# PROVIDED INFORMATION start
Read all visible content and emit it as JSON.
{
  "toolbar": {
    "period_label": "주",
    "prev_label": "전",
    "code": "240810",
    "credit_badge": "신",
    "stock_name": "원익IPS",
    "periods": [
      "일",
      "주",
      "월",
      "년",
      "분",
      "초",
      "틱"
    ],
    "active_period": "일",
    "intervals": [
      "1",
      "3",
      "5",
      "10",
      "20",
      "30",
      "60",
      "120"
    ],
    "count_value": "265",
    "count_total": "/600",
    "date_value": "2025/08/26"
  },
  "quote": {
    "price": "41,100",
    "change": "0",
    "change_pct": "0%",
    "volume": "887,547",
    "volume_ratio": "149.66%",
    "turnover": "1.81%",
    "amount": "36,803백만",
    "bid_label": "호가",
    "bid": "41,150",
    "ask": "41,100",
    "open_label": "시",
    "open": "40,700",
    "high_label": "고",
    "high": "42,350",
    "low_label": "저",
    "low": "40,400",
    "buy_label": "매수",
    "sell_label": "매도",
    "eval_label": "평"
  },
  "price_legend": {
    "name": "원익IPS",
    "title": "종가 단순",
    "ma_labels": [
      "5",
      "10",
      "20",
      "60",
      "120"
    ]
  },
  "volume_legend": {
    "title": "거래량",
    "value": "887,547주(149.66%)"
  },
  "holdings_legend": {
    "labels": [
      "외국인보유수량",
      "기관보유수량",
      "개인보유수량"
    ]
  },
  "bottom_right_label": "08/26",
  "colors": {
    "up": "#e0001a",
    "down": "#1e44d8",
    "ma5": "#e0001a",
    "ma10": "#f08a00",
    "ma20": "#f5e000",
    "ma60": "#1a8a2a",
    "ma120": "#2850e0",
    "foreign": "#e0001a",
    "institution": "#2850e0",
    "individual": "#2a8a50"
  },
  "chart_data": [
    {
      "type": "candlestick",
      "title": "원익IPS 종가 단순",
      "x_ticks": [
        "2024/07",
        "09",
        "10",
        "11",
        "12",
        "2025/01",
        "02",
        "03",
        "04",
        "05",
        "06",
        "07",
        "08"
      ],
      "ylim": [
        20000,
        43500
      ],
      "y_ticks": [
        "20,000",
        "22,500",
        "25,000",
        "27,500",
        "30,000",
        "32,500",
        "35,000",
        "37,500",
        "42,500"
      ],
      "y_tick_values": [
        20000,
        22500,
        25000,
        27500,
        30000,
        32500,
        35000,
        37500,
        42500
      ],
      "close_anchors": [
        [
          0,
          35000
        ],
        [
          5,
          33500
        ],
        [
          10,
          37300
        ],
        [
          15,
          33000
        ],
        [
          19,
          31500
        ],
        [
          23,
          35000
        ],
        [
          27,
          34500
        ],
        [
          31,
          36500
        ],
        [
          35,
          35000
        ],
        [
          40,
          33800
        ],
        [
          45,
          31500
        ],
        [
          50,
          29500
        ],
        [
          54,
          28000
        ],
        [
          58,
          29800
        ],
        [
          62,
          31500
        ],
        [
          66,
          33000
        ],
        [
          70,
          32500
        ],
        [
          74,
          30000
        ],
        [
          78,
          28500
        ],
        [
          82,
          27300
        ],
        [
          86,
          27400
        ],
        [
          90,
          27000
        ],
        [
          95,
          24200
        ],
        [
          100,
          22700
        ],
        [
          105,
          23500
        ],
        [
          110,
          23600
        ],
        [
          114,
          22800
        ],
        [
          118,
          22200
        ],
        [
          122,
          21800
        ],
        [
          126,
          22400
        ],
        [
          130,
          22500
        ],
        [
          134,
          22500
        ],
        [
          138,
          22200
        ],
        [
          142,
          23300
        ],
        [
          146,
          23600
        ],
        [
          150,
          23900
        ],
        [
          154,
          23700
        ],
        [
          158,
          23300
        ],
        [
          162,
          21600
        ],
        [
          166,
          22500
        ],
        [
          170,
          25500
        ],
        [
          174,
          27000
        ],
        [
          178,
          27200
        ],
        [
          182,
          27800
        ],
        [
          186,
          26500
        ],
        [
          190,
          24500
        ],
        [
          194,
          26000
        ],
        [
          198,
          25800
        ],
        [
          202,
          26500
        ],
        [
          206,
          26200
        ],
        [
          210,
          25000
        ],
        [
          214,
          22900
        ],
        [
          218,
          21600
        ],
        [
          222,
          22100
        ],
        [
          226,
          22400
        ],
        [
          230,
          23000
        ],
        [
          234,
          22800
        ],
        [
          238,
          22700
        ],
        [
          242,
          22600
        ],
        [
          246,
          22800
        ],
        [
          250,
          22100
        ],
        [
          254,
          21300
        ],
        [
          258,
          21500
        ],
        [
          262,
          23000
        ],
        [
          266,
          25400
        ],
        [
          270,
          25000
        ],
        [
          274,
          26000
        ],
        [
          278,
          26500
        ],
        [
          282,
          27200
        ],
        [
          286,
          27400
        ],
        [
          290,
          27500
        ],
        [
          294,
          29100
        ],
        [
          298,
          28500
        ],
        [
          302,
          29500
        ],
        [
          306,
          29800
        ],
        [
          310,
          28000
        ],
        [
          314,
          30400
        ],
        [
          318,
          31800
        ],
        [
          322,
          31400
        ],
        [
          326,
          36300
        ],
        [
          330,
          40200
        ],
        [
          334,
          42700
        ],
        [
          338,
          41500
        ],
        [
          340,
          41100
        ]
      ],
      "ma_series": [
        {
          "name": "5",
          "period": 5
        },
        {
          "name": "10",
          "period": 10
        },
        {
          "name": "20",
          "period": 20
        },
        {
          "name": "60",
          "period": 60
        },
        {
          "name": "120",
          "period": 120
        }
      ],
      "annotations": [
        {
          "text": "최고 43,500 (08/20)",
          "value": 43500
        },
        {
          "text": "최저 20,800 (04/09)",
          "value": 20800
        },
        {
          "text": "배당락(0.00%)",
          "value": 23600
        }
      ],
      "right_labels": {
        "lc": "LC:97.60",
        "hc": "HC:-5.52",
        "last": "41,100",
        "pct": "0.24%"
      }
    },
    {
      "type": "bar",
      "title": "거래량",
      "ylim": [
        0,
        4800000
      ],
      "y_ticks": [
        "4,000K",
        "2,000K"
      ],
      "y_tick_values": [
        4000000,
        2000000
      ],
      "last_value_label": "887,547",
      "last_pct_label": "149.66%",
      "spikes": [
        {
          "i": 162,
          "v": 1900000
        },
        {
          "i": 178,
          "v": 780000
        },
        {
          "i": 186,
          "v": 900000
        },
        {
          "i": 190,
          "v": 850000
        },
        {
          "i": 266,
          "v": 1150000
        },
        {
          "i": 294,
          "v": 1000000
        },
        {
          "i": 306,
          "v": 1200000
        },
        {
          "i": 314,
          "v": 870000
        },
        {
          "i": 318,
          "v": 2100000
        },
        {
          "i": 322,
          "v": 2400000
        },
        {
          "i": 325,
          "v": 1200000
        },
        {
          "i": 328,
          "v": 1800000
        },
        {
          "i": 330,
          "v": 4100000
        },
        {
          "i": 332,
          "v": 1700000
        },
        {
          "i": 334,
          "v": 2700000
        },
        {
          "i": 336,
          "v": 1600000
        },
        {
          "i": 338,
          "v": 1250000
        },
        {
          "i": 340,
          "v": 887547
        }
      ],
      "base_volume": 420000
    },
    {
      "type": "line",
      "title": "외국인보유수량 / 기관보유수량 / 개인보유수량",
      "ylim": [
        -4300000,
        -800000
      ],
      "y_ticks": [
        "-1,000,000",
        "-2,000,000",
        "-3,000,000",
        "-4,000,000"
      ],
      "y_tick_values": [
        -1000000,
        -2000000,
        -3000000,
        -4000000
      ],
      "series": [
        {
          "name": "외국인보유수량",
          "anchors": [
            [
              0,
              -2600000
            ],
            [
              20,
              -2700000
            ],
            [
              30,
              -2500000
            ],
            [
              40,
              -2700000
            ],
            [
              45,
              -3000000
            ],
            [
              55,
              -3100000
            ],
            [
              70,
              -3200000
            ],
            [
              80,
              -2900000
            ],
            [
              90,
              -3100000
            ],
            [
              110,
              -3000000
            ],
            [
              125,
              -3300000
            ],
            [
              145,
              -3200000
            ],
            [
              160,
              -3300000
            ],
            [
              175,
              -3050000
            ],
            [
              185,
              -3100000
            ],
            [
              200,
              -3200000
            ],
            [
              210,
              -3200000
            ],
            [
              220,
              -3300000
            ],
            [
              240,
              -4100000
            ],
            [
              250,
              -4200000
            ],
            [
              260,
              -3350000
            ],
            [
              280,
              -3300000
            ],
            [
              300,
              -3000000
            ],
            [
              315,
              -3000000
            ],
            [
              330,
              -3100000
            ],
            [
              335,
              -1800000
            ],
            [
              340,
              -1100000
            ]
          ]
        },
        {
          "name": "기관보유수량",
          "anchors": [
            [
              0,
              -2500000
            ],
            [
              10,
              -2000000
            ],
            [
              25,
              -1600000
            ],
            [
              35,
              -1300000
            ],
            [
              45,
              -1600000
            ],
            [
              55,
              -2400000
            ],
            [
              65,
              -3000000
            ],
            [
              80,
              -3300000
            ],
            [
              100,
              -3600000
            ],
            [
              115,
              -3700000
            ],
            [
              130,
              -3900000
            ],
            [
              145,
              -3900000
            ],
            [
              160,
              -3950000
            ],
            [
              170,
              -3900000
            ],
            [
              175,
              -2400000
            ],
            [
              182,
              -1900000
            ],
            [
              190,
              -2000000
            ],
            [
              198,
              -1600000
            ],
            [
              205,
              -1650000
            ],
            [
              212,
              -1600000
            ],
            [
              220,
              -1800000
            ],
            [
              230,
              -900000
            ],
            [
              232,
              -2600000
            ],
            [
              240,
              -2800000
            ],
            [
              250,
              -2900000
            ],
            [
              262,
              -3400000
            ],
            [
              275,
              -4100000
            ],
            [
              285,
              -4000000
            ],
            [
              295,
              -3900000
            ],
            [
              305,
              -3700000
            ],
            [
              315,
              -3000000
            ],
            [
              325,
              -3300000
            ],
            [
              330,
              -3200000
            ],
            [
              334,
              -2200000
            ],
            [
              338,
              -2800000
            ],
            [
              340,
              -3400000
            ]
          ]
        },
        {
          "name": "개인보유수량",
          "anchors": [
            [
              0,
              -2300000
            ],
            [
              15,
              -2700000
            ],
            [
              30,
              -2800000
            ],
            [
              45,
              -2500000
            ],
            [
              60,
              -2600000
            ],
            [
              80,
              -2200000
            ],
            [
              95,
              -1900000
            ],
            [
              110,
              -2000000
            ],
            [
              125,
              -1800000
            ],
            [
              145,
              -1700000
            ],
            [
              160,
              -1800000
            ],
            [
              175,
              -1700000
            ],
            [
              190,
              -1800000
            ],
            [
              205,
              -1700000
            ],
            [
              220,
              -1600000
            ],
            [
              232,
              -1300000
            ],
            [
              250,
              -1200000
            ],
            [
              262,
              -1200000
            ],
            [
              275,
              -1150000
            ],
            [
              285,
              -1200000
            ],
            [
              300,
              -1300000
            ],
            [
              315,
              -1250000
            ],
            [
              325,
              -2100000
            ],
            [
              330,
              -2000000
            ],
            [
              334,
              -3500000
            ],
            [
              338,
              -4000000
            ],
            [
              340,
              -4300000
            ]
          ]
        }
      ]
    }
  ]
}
# PROVIDED INFORMATION end
*CHALLENGE*
Pick out every line of the listing containing the word "type", and show those lines.

*COMPLETE ANSWER*
      "type": "candlestick",
      "type": "bar",
      "type": "line",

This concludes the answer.